# YOUR OBJECTIVE
Without including any images, reproduce each entry exactly.

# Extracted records
>>
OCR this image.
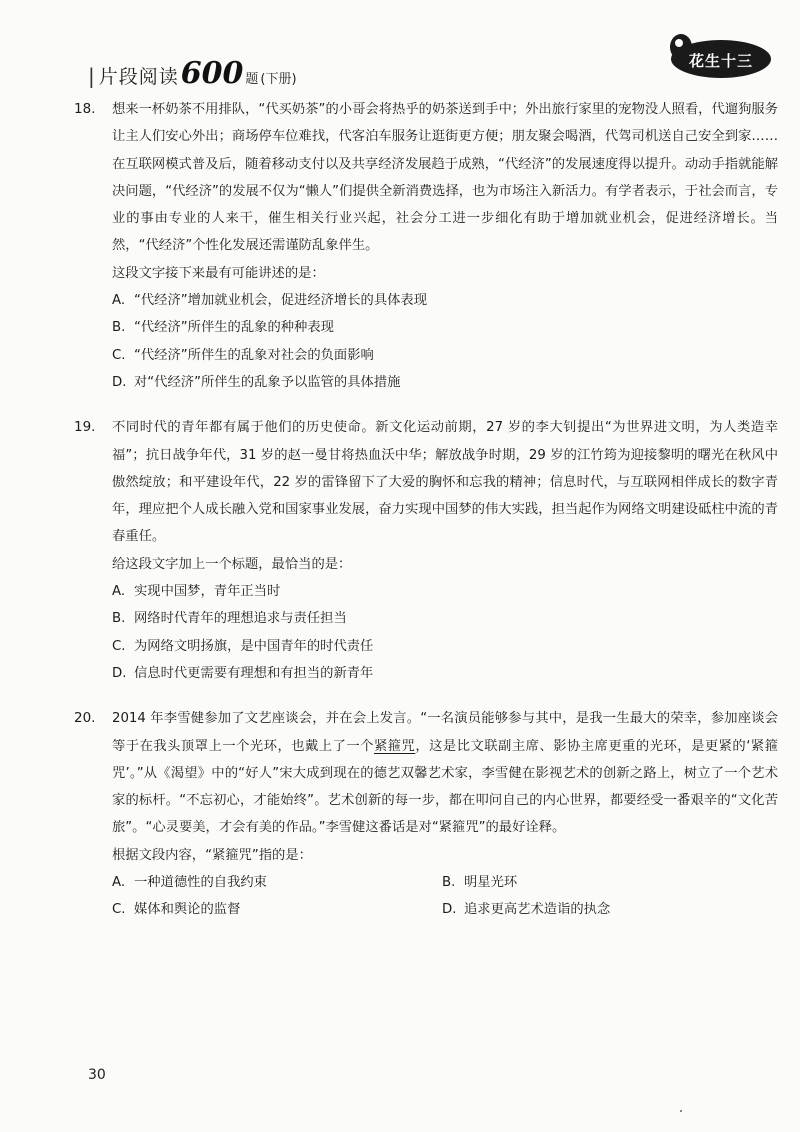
| 片段阅读 600 题 (下册)
花生十三
18. 想来一杯奶茶不用排队，“代买奶茶”的小哥会将热乎的奶茶送到手中；外出旅行家里的宠物没人照看，代遛狗服务让主人们安心外出；商场停车位难找，代客泊车服务让逛街更方便；朋友聚会喝酒，代驾司机送自己安全到家……在互联网模式普及后，随着移动支付以及共享经济发展趋于成熟，“代经济”的发展速度得以提升。动动手指就能解决问题，“代经济”的发展不仅为“懒人”们提供全新消费选择，也为市场注入新活力。有学者表示，于社会而言，专业的事由专业的人来干，催生相关行业兴起，社会分工进一步细化有助于增加就业机会，促进经济增长。当然，“代经济”个性化发展还需谨防乱象伴生。

这段文字接下来最有可能讲述的是：

A. “代经济”增加就业机会，促进经济增长的具体表现
B. “代经济”所伴生的乱象的种种表现
C. “代经济”所伴生的乱象对社会的负面影响
D. 对“代经济”所伴生的乱象予以监管的具体措施
19. 不同时代的青年都有属于他们的历史使命。新文化运动前期，27 岁的李大钊提出“为世界进文明，为人类造幸福”；抗日战争年代，31 岁的赵一曼甘将热血沃中华；解放战争时期，29 岁的江竹筠为迎接黎明的曙光在秋风中傲然绽放；和平建设年代，22 岁的雷锋留下了大爱的胸怀和忘我的精神；信息时代，与互联网相伴成长的数字青年，理应把个人成长融入党和国家事业发展，奋力实现中国梦的伟大实践，担当起作为网络文明建设砥柱中流的青春重任。

给这段文字加上一个标题，最恰当的是：

A. 实现中国梦，青年正当时
B. 网络时代青年的理想追求与责任担当
C. 为网络文明扬旗，是中国青年的时代责任
D. 信息时代更需要有理想和有担当的新青年
20. 2014 年李雪健参加了文艺座谈会，并在会上发言。“一名演员能够参与其中，是我一生最大的荣幸，参加座谈会等于在我头顶罩上一个光环，也戴上了一个紧箍咒，这是比文联副主席、影协主席更重的光环，是更紧的‘紧箍咒’。”从《渴望》中的“好人”宋大成到现在的德艺双馨艺术家，李雪健在影视艺术的创新之路上，树立了一个艺术家的标杆。“不忘初心，才能始终”。艺术创新的每一步，都在叩问自己的内心世界，都要经受一番艰辛的“文化苦旅”。“心灵要美，才会有美的作品。”李雪健这番话是对“紧箍咒”的最好诠释。

根据文段内容，“紧箍咒”指的是：

A. 一种道德性的自我约束	B. 明星光环
C. 媒体和舆论的监督	D. 追求更高艺术造诣的执念
30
<<
# RESULT OF THIS TASK
OCR this image.
| 片段阅读 600 题 (下册)
花生十三
18. 想来一杯奶茶不用排队，“代买奶茶”的小哥会将热乎的奶茶送到手中；外出旅行家里的宠物没人照看，代遛狗服务让主人们安心外出；商场停车位难找，代客泊车服务让逛街更方便；朋友聚会喝酒，代驾司机送自己安全到家……在互联网模式普及后，随着移动支付以及共享经济发展趋于成熟，“代经济”的发展速度得以提升。动动手指就能解决问题，“代经济”的发展不仅为“懒人”们提供全新消费选择，也为市场注入新活力。有学者表示，于社会而言，专业的事由专业的人来干，催生相关行业兴起，社会分工进一步细化有助于增加就业机会，促进经济增长。当然，“代经济”个性化发展还需谨防乱象伴生。

这段文字接下来最有可能讲述的是：

A. “代经济”增加就业机会，促进经济增长的具体表现
B. “代经济”所伴生的乱象的种种表现
C. “代经济”所伴生的乱象对社会的负面影响
D. 对“代经济”所伴生的乱象予以监管的具体措施
19. 不同时代的青年都有属于他们的历史使命。新文化运动前期，27 岁的李大钊提出“为世界进文明，为人类造幸福”；抗日战争年代，31 岁的赵一曼甘将热血沃中华；解放战争时期，29 岁的江竹筠为迎接黎明的曙光在秋风中傲然绽放；和平建设年代，22 岁的雷锋留下了大爱的胸怀和忘我的精神；信息时代，与互联网相伴成长的数字青年，理应把个人成长融入党和国家事业发展，奋力实现中国梦的伟大实践，担当起作为网络文明建设砥柱中流的青春重任。

给这段文字加上一个标题，最恰当的是：

A. 实现中国梦，青年正当时
B. 网络时代青年的理想追求与责任担当
C. 为网络文明扬旗，是中国青年的时代责任
D. 信息时代更需要有理想和有担当的新青年
20. 2014 年李雪健参加了文艺座谈会，并在会上发言。“一名演员能够参与其中，是我一生最大的荣幸，参加座谈会等于在我头顶罩上一个光环，也戴上了一个紧箍咒，这是比文联副主席、影协主席更重的光环，是更紧的‘紧箍咒’。”从《渴望》中的“好人”宋大成到现在的德艺双馨艺术家，李雪健在影视艺术的创新之路上，树立了一个艺术家的标杆。“不忘初心，才能始终”。艺术创新的每一步，都在叩问自己的内心世界，都要经受一番艰辛的“文化苦旅”。“心灵要美，才会有美的作品。”李雪健这番话是对“紧箍咒”的最好诠释。

根据文段内容，“紧箍咒”指的是：

A. 一种道德性的自我约束	B. 明星光环
C. 媒体和舆论的监督	D. 追求更高艺术造诣的执念
30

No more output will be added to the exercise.